## Exercise description
How many lines in the records below contain the word "right"? Reply with that number only.

## Exercise material
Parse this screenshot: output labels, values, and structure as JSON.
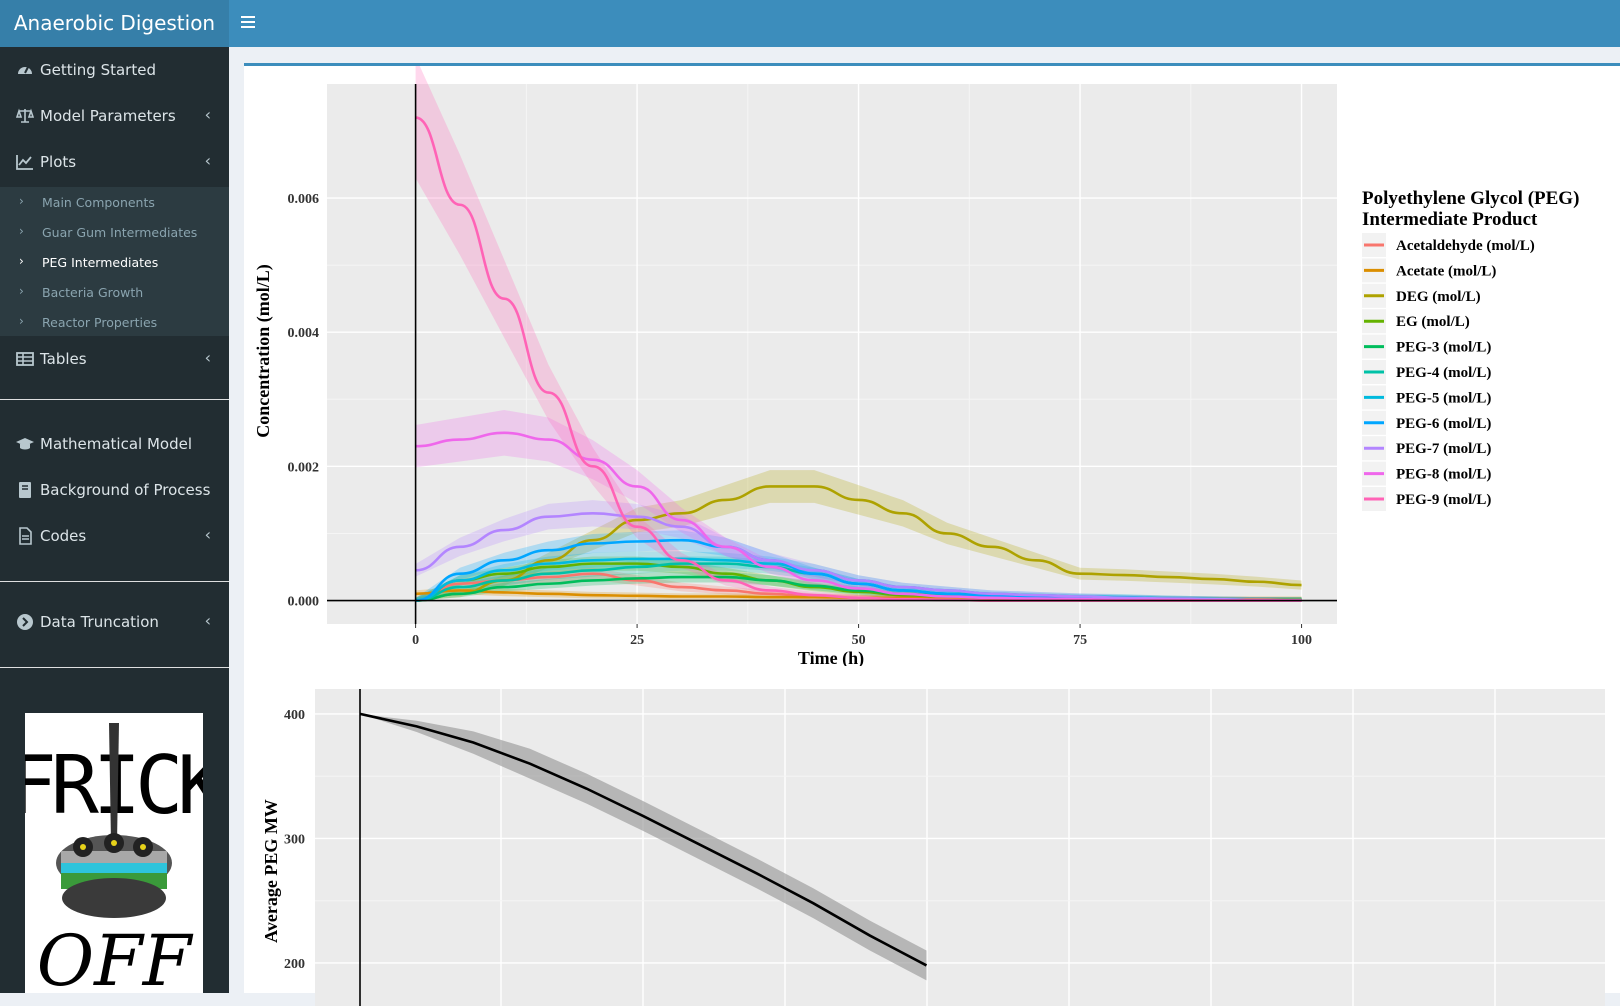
{
  "app": {
    "title": "Anaerobic Digestion"
  },
  "sidebar": {
    "items": [
      {
        "label": "Getting Started",
        "icon": "dashboard-icon"
      },
      {
        "label": "Model Parameters",
        "icon": "balance-scale-icon"
      },
      {
        "label": "Plots",
        "icon": "line-chart-icon"
      },
      {
        "label": "Tables",
        "icon": "table-icon"
      },
      {
        "label": "Mathematical Model",
        "icon": "graduation-cap-icon"
      },
      {
        "label": "Background of Process",
        "icon": "book-icon"
      },
      {
        "label": "Codes",
        "icon": "file-icon"
      },
      {
        "label": "Data Truncation",
        "icon": "chevron-circle-right-icon"
      }
    ],
    "plots_sub": [
      {
        "label": "Main Components"
      },
      {
        "label": "Guar Gum Intermediates"
      },
      {
        "label": "PEG Intermediates"
      },
      {
        "label": "Bacteria Growth"
      },
      {
        "label": "Reactor Properties"
      }
    ],
    "logo_text": {
      "top": "FRICK",
      "bottom": "OFF"
    }
  },
  "chart_data": [
    {
      "type": "line",
      "xlabel": "Time (h)",
      "ylabel": "Concentration (mol/L)",
      "xlim": [
        -10,
        104
      ],
      "ylim": [
        -0.00035,
        0.0077
      ],
      "xticks": [
        0,
        25,
        50,
        75,
        100
      ],
      "yticks": [
        0.0,
        0.002,
        0.004,
        0.006
      ],
      "ytick_labels": [
        "0.000",
        "0.002",
        "0.004",
        "0.006"
      ],
      "grid": true,
      "legend": {
        "title_line1": "Polyethylene Glycol (PEG)",
        "title_line2": "Intermediate Product",
        "placement": "right"
      },
      "x": [
        0,
        5,
        10,
        15,
        20,
        25,
        30,
        35,
        40,
        45,
        50,
        55,
        60,
        65,
        70,
        75,
        80,
        85,
        90,
        95,
        100
      ],
      "series": [
        {
          "name": "Acetaldehyde (mol/L)",
          "color": "#F8766D",
          "values": [
            0.0,
            0.00025,
            0.0003,
            0.00035,
            0.0004,
            0.0003,
            0.0002,
            0.00015,
            0.0001,
            6e-05,
            4e-05,
            2e-05,
            1e-05,
            0.0,
            0.0,
            0.0,
            0.0,
            0.0,
            0.0,
            0.0,
            0.0
          ]
        },
        {
          "name": "Acetate (mol/L)",
          "color": "#DB8E00",
          "values": [
            0.0001,
            0.00015,
            0.00012,
            0.0001,
            8e-05,
            7e-05,
            6e-05,
            6e-05,
            5e-05,
            5e-05,
            4e-05,
            4e-05,
            3e-05,
            3e-05,
            3e-05,
            2e-05,
            2e-05,
            2e-05,
            2e-05,
            2e-05,
            2e-05
          ]
        },
        {
          "name": "DEG (mol/L)",
          "color": "#AEA200",
          "values": [
            0.0,
            0.0001,
            0.0003,
            0.0006,
            0.0009,
            0.0012,
            0.0013,
            0.0015,
            0.0017,
            0.0017,
            0.0015,
            0.0013,
            0.001,
            0.0008,
            0.0006,
            0.0004,
            0.00038,
            0.00035,
            0.00032,
            0.00028,
            0.00023
          ]
        },
        {
          "name": "EG (mol/L)",
          "color": "#64B200",
          "values": [
            0.0,
            0.0003,
            0.0004,
            0.0005,
            0.00055,
            0.00055,
            0.0005,
            0.0004,
            0.0003,
            0.0002,
            0.00013,
            8e-05,
            6e-05,
            4e-05,
            3e-05,
            2e-05,
            2e-05,
            1e-05,
            1e-05,
            1e-05,
            1e-05
          ]
        },
        {
          "name": "PEG-3 (mol/L)",
          "color": "#00BD5C",
          "values": [
            0.0,
            0.0001,
            0.0002,
            0.00025,
            0.0003,
            0.00033,
            0.00035,
            0.00035,
            0.0003,
            0.00022,
            0.00015,
            0.0001,
            7e-05,
            5e-05,
            4e-05,
            3e-05,
            2e-05,
            2e-05,
            1e-05,
            1e-05,
            1e-05
          ]
        },
        {
          "name": "PEG-4 (mol/L)",
          "color": "#00C1A7",
          "values": [
            0.0,
            0.0002,
            0.0003,
            0.0004,
            0.00045,
            0.0005,
            0.00055,
            0.00055,
            0.0005,
            0.0004,
            0.00025,
            0.00015,
            0.0001,
            8e-05,
            6e-05,
            5e-05,
            4e-05,
            3e-05,
            2e-05,
            1e-05,
            1e-05
          ]
        },
        {
          "name": "PEG-5 (mol/L)",
          "color": "#00BADE",
          "values": [
            0.0,
            0.0003,
            0.00045,
            0.00055,
            0.0006,
            0.00062,
            0.00062,
            0.0006,
            0.00055,
            0.00045,
            0.0003,
            0.0002,
            0.00015,
            0.0001,
            8e-05,
            6e-05,
            5e-05,
            3e-05,
            2e-05,
            1e-05,
            1e-05
          ]
        },
        {
          "name": "PEG-6 (mol/L)",
          "color": "#00A6FF",
          "values": [
            0.0,
            0.0004,
            0.0006,
            0.00075,
            0.00085,
            0.00088,
            0.0009,
            0.0008,
            0.0006,
            0.0004,
            0.00025,
            0.00015,
            0.0001,
            7e-05,
            5e-05,
            4e-05,
            3e-05,
            2e-05,
            1e-05,
            1e-05,
            0.0
          ]
        },
        {
          "name": "PEG-7 (mol/L)",
          "color": "#B385FF",
          "values": [
            0.00045,
            0.0008,
            0.00105,
            0.00125,
            0.0013,
            0.00125,
            0.0011,
            0.0008,
            0.0006,
            0.00045,
            0.0003,
            0.0002,
            0.00015,
            0.0001,
            8e-05,
            6e-05,
            4e-05,
            3e-05,
            2e-05,
            1e-05,
            0.0
          ]
        },
        {
          "name": "PEG-8 (mol/L)",
          "color": "#EF67EB",
          "values": [
            0.0023,
            0.0024,
            0.0025,
            0.0024,
            0.0021,
            0.0017,
            0.0012,
            0.0008,
            0.0005,
            0.0003,
            0.00018,
            0.0001,
            6e-05,
            4e-05,
            3e-05,
            2e-05,
            1e-05,
            1e-05,
            0.0,
            0.0,
            0.0
          ]
        },
        {
          "name": "PEG-9 (mol/L)",
          "color": "#FF63B6",
          "values": [
            0.0072,
            0.0059,
            0.0045,
            0.0031,
            0.002,
            0.0011,
            0.0006,
            0.0003,
            0.00015,
            8e-05,
            4e-05,
            2e-05,
            1e-05,
            0.0,
            0.0,
            0.0,
            0.0,
            0.0,
            0.0,
            0.0,
            0.0
          ]
        }
      ]
    },
    {
      "type": "line",
      "ylabel": "Average PEG MW",
      "ytick_labels": [
        "400",
        "300",
        "200"
      ],
      "yticks": [
        400,
        300,
        200
      ],
      "ylim": [
        155,
        420
      ],
      "xlim": [
        -10,
        104
      ],
      "grid": true,
      "x": [
        0,
        5,
        10,
        15,
        20,
        25,
        30,
        35,
        40,
        45,
        50
      ],
      "series": [
        {
          "color": "#000000",
          "values": [
            400,
            390,
            377,
            360,
            340,
            318,
            295,
            272,
            248,
            222,
            198
          ]
        }
      ]
    }
  ]
}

## Completed task
2